>> START

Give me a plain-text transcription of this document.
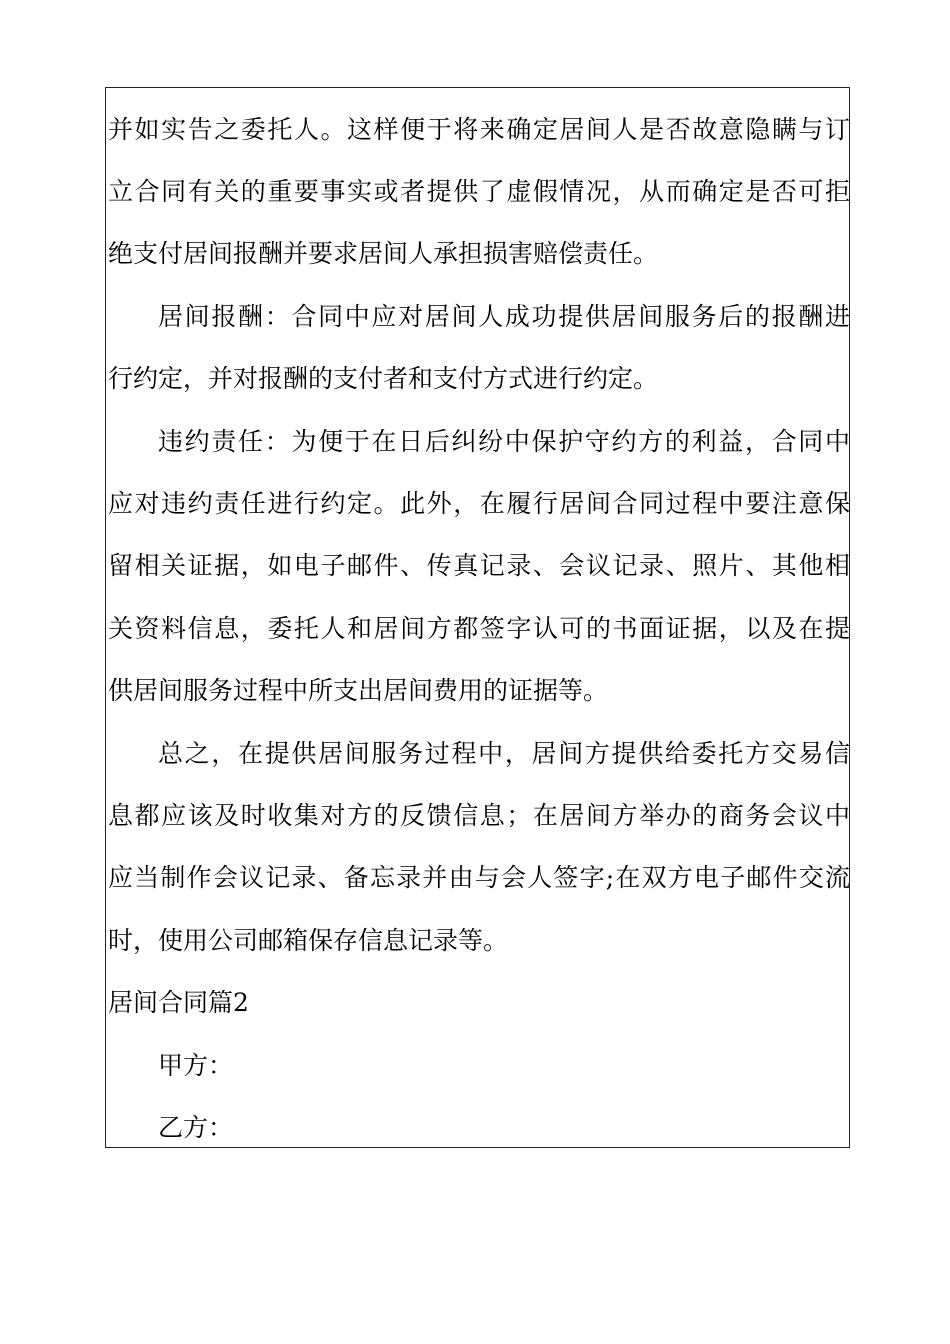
并如实告之委托人。这样便于将来确定居间人是否故意隐瞒与订
立合同有关的重要事实或者提供了虚假情况，从而确定是否可拒
绝支付居间报酬并要求居间人承担损害赔偿责任。
居间报酬：合同中应对居间人成功提供居间服务后的报酬进
行约定，并对报酬的支付者和支付方式进行约定。
违约责任：为便于在日后纠纷中保护守约方的利益，合同中
应对违约责任进行约定。此外，在履行居间合同过程中要注意保
留相关证据，如电子邮件、传真记录、会议记录、照片、其他相
关资料信息，委托人和居间方都签字认可的书面证据，以及在提
供居间服务过程中所支出居间费用的证据等。
总之，在提供居间服务过程中，居间方提供给委托方交易信
息都应该及时收集对方的反馈信息；在居间方举办的商务会议中
应当制作会议记录、备忘录并由与会人签字;在双方电子邮件交流
时，使用公司邮箱保存信息记录等。
居间合同篇2
甲方：
乙方：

>> END

Given problem: Return each line exactly as written. Any picture gets left out.

Solution for this exercise:
Give me a plain-text transcription of this document.
并如实告之委托人。这样便于将来确定居间人是否故意隐瞒与订
立合同有关的重要事实或者提供了虚假情况，从而确定是否可拒
绝支付居间报酬并要求居间人承担损害赔偿责任。
居间报酬：合同中应对居间人成功提供居间服务后的报酬进
行约定，并对报酬的支付者和支付方式进行约定。
违约责任：为便于在日后纠纷中保护守约方的利益，合同中
应对违约责任进行约定。此外，在履行居间合同过程中要注意保
留相关证据，如电子邮件、传真记录、会议记录、照片、其他相
关资料信息，委托人和居间方都签字认可的书面证据，以及在提
供居间服务过程中所支出居间费用的证据等。
总之，在提供居间服务过程中，居间方提供给委托方交易信
息都应该及时收集对方的反馈信息；在居间方举办的商务会议中
应当制作会议记录、备忘录并由与会人签字;在双方电子邮件交流
时，使用公司邮箱保存信息记录等。
居间合同篇2
甲方：
乙方：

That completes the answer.